━━ Input data ━━
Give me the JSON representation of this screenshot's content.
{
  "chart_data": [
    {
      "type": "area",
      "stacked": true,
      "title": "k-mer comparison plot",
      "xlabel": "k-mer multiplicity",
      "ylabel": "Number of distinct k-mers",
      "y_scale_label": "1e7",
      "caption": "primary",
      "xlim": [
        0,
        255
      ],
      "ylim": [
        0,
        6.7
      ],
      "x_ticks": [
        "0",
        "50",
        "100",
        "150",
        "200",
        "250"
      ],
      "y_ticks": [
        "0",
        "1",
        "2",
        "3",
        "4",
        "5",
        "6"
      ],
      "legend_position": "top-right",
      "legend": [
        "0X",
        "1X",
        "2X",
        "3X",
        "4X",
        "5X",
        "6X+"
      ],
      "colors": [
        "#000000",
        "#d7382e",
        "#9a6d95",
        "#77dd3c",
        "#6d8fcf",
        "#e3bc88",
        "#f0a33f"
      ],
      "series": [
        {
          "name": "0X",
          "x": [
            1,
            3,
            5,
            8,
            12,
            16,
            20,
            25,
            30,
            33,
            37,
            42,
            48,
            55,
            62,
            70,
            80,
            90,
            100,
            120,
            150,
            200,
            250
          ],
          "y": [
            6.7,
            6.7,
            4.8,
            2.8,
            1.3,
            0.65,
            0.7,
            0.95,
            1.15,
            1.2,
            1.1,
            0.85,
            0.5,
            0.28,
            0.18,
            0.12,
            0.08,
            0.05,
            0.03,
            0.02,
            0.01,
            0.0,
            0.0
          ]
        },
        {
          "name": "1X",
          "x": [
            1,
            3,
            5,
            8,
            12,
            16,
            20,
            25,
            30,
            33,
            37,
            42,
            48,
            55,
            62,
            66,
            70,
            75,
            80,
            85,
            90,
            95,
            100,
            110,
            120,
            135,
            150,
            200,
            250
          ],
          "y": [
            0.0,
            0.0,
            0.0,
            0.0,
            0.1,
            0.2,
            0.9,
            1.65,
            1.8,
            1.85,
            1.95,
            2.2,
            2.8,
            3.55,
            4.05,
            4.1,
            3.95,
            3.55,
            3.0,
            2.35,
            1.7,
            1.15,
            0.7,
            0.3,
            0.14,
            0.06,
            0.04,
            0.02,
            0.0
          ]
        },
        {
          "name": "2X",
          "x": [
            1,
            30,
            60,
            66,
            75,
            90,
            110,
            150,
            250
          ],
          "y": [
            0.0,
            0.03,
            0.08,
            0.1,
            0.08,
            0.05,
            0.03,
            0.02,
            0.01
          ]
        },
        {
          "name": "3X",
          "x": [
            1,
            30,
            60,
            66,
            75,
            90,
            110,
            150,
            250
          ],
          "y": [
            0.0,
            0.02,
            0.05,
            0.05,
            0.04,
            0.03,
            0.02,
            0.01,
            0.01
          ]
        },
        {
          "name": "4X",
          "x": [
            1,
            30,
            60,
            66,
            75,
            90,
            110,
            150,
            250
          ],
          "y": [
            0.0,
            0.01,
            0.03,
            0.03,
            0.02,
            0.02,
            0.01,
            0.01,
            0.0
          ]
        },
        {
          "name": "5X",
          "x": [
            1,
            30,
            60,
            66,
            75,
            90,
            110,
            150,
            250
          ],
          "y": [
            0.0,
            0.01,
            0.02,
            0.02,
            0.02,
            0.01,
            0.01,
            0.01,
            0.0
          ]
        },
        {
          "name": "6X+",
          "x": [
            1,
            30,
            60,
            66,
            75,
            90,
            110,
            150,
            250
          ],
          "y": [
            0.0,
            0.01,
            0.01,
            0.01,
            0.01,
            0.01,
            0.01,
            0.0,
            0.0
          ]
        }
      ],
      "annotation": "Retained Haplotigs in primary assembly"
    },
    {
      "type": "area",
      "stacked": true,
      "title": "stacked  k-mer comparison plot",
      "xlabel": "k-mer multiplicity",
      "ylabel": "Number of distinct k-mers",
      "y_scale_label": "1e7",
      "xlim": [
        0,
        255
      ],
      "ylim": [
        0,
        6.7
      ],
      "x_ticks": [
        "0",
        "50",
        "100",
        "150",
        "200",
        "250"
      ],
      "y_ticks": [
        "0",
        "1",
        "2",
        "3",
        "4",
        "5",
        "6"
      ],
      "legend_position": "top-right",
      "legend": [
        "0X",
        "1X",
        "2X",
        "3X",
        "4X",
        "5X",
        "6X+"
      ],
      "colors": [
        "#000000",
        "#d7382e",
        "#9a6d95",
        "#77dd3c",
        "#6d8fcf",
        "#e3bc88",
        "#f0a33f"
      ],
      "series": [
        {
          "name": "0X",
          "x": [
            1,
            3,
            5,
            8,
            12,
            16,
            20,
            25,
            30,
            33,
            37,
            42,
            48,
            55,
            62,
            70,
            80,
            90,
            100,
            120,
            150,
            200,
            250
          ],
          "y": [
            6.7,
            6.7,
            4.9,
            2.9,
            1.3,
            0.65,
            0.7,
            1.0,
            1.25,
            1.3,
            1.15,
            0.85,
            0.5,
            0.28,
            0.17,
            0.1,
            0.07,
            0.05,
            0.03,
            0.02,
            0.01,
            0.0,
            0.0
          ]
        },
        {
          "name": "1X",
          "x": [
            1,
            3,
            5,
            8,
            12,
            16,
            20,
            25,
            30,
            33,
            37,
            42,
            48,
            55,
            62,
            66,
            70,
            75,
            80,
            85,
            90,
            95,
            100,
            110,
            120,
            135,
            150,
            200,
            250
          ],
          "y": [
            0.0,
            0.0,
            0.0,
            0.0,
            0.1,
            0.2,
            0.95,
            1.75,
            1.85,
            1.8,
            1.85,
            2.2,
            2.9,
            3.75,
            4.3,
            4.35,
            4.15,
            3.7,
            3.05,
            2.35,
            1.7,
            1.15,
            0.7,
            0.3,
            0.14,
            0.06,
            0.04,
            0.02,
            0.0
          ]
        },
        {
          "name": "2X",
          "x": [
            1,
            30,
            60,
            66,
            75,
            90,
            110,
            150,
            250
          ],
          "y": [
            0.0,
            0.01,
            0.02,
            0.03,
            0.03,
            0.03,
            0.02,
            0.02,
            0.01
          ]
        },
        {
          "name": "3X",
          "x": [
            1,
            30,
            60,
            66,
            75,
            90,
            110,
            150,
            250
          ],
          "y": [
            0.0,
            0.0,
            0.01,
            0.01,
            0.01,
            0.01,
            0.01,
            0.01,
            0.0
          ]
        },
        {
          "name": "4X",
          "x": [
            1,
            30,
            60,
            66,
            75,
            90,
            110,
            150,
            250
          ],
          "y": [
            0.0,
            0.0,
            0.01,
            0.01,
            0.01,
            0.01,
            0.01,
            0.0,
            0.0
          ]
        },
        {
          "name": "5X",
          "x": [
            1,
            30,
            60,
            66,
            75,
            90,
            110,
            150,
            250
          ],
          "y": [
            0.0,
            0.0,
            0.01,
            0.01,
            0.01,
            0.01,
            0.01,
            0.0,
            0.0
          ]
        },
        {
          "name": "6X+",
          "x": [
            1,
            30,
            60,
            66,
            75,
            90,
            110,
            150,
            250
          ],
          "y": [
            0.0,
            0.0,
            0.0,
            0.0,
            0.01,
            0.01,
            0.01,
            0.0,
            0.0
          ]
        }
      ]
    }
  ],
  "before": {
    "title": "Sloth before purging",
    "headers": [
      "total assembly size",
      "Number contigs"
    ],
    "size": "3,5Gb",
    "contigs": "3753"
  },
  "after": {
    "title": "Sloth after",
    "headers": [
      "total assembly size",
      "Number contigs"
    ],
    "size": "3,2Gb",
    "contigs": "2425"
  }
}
━━━
Type out all of the material again, word for word.

Give me the JSON representation of this screenshot's content.
{
  "chart_data": [
    {
      "type": "area",
      "stacked": true,
      "title": "k-mer comparison plot",
      "xlabel": "k-mer multiplicity",
      "ylabel": "Number of distinct k-mers",
      "y_scale_label": "1e7",
      "caption": "primary",
      "xlim": [
        0,
        255
      ],
      "ylim": [
        0,
        6.7
      ],
      "x_ticks": [
        "0",
        "50",
        "100",
        "150",
        "200",
        "250"
      ],
      "y_ticks": [
        "0",
        "1",
        "2",
        "3",
        "4",
        "5",
        "6"
      ],
      "legend_position": "top-right",
      "legend": [
        "0X",
        "1X",
        "2X",
        "3X",
        "4X",
        "5X",
        "6X+"
      ],
      "colors": [
        "#000000",
        "#d7382e",
        "#9a6d95",
        "#77dd3c",
        "#6d8fcf",
        "#e3bc88",
        "#f0a33f"
      ],
      "series": [
        {
          "name": "0X",
          "x": [
            1,
            3,
            5,
            8,
            12,
            16,
            20,
            25,
            30,
            33,
            37,
            42,
            48,
            55,
            62,
            70,
            80,
            90,
            100,
            120,
            150,
            200,
            250
          ],
          "y": [
            6.7,
            6.7,
            4.8,
            2.8,
            1.3,
            0.65,
            0.7,
            0.95,
            1.15,
            1.2,
            1.1,
            0.85,
            0.5,
            0.28,
            0.18,
            0.12,
            0.08,
            0.05,
            0.03,
            0.02,
            0.01,
            0.0,
            0.0
          ]
        },
        {
          "name": "1X",
          "x": [
            1,
            3,
            5,
            8,
            12,
            16,
            20,
            25,
            30,
            33,
            37,
            42,
            48,
            55,
            62,
            66,
            70,
            75,
            80,
            85,
            90,
            95,
            100,
            110,
            120,
            135,
            150,
            200,
            250
          ],
          "y": [
            0.0,
            0.0,
            0.0,
            0.0,
            0.1,
            0.2,
            0.9,
            1.65,
            1.8,
            1.85,
            1.95,
            2.2,
            2.8,
            3.55,
            4.05,
            4.1,
            3.95,
            3.55,
            3.0,
            2.35,
            1.7,
            1.15,
            0.7,
            0.3,
            0.14,
            0.06,
            0.04,
            0.02,
            0.0
          ]
        },
        {
          "name": "2X",
          "x": [
            1,
            30,
            60,
            66,
            75,
            90,
            110,
            150,
            250
          ],
          "y": [
            0.0,
            0.03,
            0.08,
            0.1,
            0.08,
            0.05,
            0.03,
            0.02,
            0.01
          ]
        },
        {
          "name": "3X",
          "x": [
            1,
            30,
            60,
            66,
            75,
            90,
            110,
            150,
            250
          ],
          "y": [
            0.0,
            0.02,
            0.05,
            0.05,
            0.04,
            0.03,
            0.02,
            0.01,
            0.01
          ]
        },
        {
          "name": "4X",
          "x": [
            1,
            30,
            60,
            66,
            75,
            90,
            110,
            150,
            250
          ],
          "y": [
            0.0,
            0.01,
            0.03,
            0.03,
            0.02,
            0.02,
            0.01,
            0.01,
            0.0
          ]
        },
        {
          "name": "5X",
          "x": [
            1,
            30,
            60,
            66,
            75,
            90,
            110,
            150,
            250
          ],
          "y": [
            0.0,
            0.01,
            0.02,
            0.02,
            0.02,
            0.01,
            0.01,
            0.01,
            0.0
          ]
        },
        {
          "name": "6X+",
          "x": [
            1,
            30,
            60,
            66,
            75,
            90,
            110,
            150,
            250
          ],
          "y": [
            0.0,
            0.01,
            0.01,
            0.01,
            0.01,
            0.01,
            0.01,
            0.0,
            0.0
          ]
        }
      ],
      "annotation": "Retained Haplotigs in primary assembly"
    },
    {
      "type": "area",
      "stacked": true,
      "title": "stacked  k-mer comparison plot",
      "xlabel": "k-mer multiplicity",
      "ylabel": "Number of distinct k-mers",
      "y_scale_label": "1e7",
      "xlim": [
        0,
        255
      ],
      "ylim": [
        0,
        6.7
      ],
      "x_ticks": [
        "0",
        "50",
        "100",
        "150",
        "200",
        "250"
      ],
      "y_ticks": [
        "0",
        "1",
        "2",
        "3",
        "4",
        "5",
        "6"
      ],
      "legend_position": "top-right",
      "legend": [
        "0X",
        "1X",
        "2X",
        "3X",
        "4X",
        "5X",
        "6X+"
      ],
      "colors": [
        "#000000",
        "#d7382e",
        "#9a6d95",
        "#77dd3c",
        "#6d8fcf",
        "#e3bc88",
        "#f0a33f"
      ],
      "series": [
        {
          "name": "0X",
          "x": [
            1,
            3,
            5,
            8,
            12,
            16,
            20,
            25,
            30,
            33,
            37,
            42,
            48,
            55,
            62,
            70,
            80,
            90,
            100,
            120,
            150,
            200,
            250
          ],
          "y": [
            6.7,
            6.7,
            4.9,
            2.9,
            1.3,
            0.65,
            0.7,
            1.0,
            1.25,
            1.3,
            1.15,
            0.85,
            0.5,
            0.28,
            0.17,
            0.1,
            0.07,
            0.05,
            0.03,
            0.02,
            0.01,
            0.0,
            0.0
          ]
        },
        {
          "name": "1X",
          "x": [
            1,
            3,
            5,
            8,
            12,
            16,
            20,
            25,
            30,
            33,
            37,
            42,
            48,
            55,
            62,
            66,
            70,
            75,
            80,
            85,
            90,
            95,
            100,
            110,
            120,
            135,
            150,
            200,
            250
          ],
          "y": [
            0.0,
            0.0,
            0.0,
            0.0,
            0.1,
            0.2,
            0.95,
            1.75,
            1.85,
            1.8,
            1.85,
            2.2,
            2.9,
            3.75,
            4.3,
            4.35,
            4.15,
            3.7,
            3.05,
            2.35,
            1.7,
            1.15,
            0.7,
            0.3,
            0.14,
            0.06,
            0.04,
            0.02,
            0.0
          ]
        },
        {
          "name": "2X",
          "x": [
            1,
            30,
            60,
            66,
            75,
            90,
            110,
            150,
            250
          ],
          "y": [
            0.0,
            0.01,
            0.02,
            0.03,
            0.03,
            0.03,
            0.02,
            0.02,
            0.01
          ]
        },
        {
          "name": "3X",
          "x": [
            1,
            30,
            60,
            66,
            75,
            90,
            110,
            150,
            250
          ],
          "y": [
            0.0,
            0.0,
            0.01,
            0.01,
            0.01,
            0.01,
            0.01,
            0.01,
            0.0
          ]
        },
        {
          "name": "4X",
          "x": [
            1,
            30,
            60,
            66,
            75,
            90,
            110,
            150,
            250
          ],
          "y": [
            0.0,
            0.0,
            0.01,
            0.01,
            0.01,
            0.01,
            0.01,
            0.0,
            0.0
          ]
        },
        {
          "name": "5X",
          "x": [
            1,
            30,
            60,
            66,
            75,
            90,
            110,
            150,
            250
          ],
          "y": [
            0.0,
            0.0,
            0.01,
            0.01,
            0.01,
            0.01,
            0.01,
            0.0,
            0.0
          ]
        },
        {
          "name": "6X+",
          "x": [
            1,
            30,
            60,
            66,
            75,
            90,
            110,
            150,
            250
          ],
          "y": [
            0.0,
            0.0,
            0.0,
            0.0,
            0.01,
            0.01,
            0.01,
            0.0,
            0.0
          ]
        }
      ]
    }
  ],
  "before": {
    "title": "Sloth before purging",
    "headers": [
      "total assembly size",
      "Number contigs"
    ],
    "size": "3,5Gb",
    "contigs": "3753"
  },
  "after": {
    "title": "Sloth after",
    "headers": [
      "total assembly size",
      "Number contigs"
    ],
    "size": "3,2Gb",
    "contigs": "2425"
  }
}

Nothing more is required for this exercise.